* [INSTRUCTIONS TO FOLLOW]: Every entry below should be printed exactly, without its images.

Dataset items:
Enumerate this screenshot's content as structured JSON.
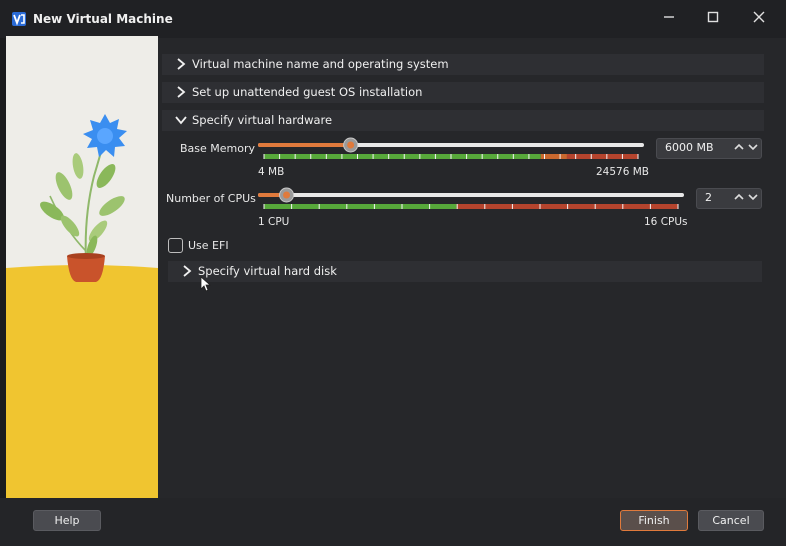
{
  "window": {
    "title": "New Virtual Machine",
    "controls": [
      "minimize-icon",
      "maximize-icon",
      "close-icon"
    ]
  },
  "sections": {
    "name_os": {
      "label": "Virtual machine name and operating system",
      "expanded": false
    },
    "unattended": {
      "label": "Set up unattended guest OS installation",
      "expanded": false
    },
    "hardware": {
      "label": "Specify virtual hardware",
      "expanded": true
    },
    "hard_disk": {
      "label": "Specify virtual hard disk",
      "expanded": false
    }
  },
  "hardware": {
    "memory": {
      "label": "Base Memory",
      "value": "6000 MB",
      "min_label": "4 MB",
      "max_label": "24576 MB",
      "level": 0.24
    },
    "cpus": {
      "label": "Number of CPUs",
      "value": "2",
      "min_label": "1 CPU",
      "max_label": "16 CPUs",
      "level": 0.067
    },
    "efi": {
      "label": "Use EFI",
      "checked": false
    }
  },
  "footer": {
    "help": "Help",
    "finish": "Finish",
    "cancel": "Cancel"
  },
  "colors": {
    "accent": "#e07a3c",
    "green": "#57a83a",
    "red": "#b5442d",
    "art_yellow": "#f0c530",
    "flower_blue": "#3a8ef0"
  }
}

* [ANSWER TO THIS EXERCISE]:
Enumerate this screenshot's content as structured JSON.
{
  "window": {
    "title": "New Virtual Machine",
    "controls": [
      "minimize-icon",
      "maximize-icon",
      "close-icon"
    ]
  },
  "sections": {
    "name_os": {
      "label": "Virtual machine name and operating system",
      "expanded": false
    },
    "unattended": {
      "label": "Set up unattended guest OS installation",
      "expanded": false
    },
    "hardware": {
      "label": "Specify virtual hardware",
      "expanded": true
    },
    "hard_disk": {
      "label": "Specify virtual hard disk",
      "expanded": false
    }
  },
  "hardware": {
    "memory": {
      "label": "Base Memory",
      "value": "6000 MB",
      "min_label": "4 MB",
      "max_label": "24576 MB",
      "level": 0.24
    },
    "cpus": {
      "label": "Number of CPUs",
      "value": "2",
      "min_label": "1 CPU",
      "max_label": "16 CPUs",
      "level": 0.067
    },
    "efi": {
      "label": "Use EFI",
      "checked": false
    }
  },
  "footer": {
    "help": "Help",
    "finish": "Finish",
    "cancel": "Cancel"
  },
  "colors": {
    "accent": "#e07a3c",
    "green": "#57a83a",
    "red": "#b5442d",
    "art_yellow": "#f0c530",
    "flower_blue": "#3a8ef0"
  }
}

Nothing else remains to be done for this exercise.